* begin *

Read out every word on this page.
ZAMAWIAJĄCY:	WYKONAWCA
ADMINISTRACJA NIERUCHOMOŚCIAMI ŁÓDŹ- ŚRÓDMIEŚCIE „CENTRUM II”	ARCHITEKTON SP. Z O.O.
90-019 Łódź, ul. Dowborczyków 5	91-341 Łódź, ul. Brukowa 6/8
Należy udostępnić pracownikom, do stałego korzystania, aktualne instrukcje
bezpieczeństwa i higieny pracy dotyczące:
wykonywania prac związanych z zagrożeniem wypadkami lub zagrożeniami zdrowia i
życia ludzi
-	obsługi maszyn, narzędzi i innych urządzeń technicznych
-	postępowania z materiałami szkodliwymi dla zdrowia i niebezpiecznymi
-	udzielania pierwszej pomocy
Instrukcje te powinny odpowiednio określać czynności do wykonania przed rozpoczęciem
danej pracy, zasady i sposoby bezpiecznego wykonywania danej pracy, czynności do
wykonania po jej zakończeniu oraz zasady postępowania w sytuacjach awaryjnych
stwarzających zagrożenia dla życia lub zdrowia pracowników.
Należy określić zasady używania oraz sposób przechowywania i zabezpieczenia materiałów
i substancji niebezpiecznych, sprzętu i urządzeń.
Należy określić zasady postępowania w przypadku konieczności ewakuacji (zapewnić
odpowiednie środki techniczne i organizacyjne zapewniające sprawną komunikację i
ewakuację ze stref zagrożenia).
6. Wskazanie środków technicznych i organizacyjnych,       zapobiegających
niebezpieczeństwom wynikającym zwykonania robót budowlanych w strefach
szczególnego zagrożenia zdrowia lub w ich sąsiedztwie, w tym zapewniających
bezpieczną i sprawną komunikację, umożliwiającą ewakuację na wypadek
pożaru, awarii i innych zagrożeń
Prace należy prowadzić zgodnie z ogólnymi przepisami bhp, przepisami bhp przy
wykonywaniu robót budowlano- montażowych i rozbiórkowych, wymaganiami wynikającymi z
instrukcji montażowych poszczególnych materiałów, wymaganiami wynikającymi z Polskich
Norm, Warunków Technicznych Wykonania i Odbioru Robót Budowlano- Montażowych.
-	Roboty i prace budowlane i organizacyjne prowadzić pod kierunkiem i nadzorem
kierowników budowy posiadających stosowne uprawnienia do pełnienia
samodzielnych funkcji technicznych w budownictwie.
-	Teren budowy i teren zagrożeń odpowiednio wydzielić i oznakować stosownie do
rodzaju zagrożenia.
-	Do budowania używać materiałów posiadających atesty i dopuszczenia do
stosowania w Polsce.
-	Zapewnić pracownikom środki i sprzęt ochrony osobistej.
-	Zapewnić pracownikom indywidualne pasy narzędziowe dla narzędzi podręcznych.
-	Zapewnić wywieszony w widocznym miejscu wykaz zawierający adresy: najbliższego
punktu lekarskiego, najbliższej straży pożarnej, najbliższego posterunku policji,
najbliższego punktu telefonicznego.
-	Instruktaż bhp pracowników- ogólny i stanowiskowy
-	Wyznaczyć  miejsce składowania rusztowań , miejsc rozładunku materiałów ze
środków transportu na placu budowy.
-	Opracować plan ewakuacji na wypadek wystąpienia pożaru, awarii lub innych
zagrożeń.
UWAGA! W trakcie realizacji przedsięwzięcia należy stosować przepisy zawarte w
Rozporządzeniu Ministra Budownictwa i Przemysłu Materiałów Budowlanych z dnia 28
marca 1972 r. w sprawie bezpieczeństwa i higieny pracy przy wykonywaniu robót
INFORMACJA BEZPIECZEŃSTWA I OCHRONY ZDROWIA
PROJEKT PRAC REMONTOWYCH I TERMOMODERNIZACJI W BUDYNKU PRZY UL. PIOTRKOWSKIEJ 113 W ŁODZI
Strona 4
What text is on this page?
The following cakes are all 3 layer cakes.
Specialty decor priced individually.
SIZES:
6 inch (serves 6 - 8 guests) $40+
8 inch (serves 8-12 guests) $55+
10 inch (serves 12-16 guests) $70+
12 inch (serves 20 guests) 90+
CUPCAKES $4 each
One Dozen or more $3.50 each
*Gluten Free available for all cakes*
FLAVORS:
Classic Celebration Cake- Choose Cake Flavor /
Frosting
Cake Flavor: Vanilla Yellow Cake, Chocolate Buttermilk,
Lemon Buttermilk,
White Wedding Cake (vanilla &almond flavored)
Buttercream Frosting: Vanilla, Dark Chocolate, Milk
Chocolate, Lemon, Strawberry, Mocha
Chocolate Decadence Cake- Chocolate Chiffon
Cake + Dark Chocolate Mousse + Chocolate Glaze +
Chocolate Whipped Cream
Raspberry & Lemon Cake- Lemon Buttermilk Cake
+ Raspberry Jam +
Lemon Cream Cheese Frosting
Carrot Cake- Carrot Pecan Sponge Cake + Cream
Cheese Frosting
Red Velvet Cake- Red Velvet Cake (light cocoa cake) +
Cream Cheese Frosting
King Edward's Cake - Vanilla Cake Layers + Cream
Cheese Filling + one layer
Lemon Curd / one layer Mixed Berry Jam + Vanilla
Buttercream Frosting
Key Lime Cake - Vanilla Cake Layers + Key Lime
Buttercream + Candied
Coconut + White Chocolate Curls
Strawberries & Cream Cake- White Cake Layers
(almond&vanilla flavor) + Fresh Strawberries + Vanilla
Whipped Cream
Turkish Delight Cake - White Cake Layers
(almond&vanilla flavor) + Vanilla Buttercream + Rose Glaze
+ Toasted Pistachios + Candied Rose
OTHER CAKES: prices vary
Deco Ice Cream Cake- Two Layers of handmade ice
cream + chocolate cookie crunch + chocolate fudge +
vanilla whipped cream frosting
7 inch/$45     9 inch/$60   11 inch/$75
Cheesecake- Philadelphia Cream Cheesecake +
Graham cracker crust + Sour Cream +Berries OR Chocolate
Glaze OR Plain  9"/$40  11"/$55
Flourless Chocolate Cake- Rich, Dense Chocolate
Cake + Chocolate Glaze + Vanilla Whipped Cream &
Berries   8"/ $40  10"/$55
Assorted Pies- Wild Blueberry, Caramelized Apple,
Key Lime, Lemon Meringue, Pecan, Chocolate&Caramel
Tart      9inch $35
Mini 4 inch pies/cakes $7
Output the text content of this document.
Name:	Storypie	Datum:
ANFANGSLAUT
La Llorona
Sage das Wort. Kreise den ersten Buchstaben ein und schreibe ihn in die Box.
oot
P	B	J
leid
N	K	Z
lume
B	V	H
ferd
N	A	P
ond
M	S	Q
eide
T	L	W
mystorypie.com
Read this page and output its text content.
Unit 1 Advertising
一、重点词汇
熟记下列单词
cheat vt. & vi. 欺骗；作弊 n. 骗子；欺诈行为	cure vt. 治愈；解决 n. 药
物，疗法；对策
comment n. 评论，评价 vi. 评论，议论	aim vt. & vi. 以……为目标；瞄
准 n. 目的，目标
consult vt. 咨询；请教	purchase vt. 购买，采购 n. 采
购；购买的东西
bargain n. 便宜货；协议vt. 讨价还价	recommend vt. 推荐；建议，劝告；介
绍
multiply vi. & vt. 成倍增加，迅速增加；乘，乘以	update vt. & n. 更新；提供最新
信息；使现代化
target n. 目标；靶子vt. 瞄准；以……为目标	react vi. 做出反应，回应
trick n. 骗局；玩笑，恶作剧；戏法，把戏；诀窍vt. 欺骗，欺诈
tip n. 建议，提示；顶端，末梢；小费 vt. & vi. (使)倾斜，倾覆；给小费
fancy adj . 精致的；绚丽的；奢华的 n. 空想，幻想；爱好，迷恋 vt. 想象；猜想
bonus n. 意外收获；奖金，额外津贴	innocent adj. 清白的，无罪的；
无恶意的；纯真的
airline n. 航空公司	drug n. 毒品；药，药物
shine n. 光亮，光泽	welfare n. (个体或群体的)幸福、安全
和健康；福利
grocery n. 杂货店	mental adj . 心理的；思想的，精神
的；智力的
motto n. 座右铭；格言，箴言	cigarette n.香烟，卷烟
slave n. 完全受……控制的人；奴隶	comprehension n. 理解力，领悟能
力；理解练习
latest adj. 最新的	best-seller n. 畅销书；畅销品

* end *

▶ Work to do
From the entries above, extract each line containing "czynności".

▶ Expected answer
Instrukcje te powinny odpowiednio określać czynności do wykonania przed rozpoczęciem
danej pracy, zasady i sposoby bezpiecznego wykonywania danej pracy, czynności do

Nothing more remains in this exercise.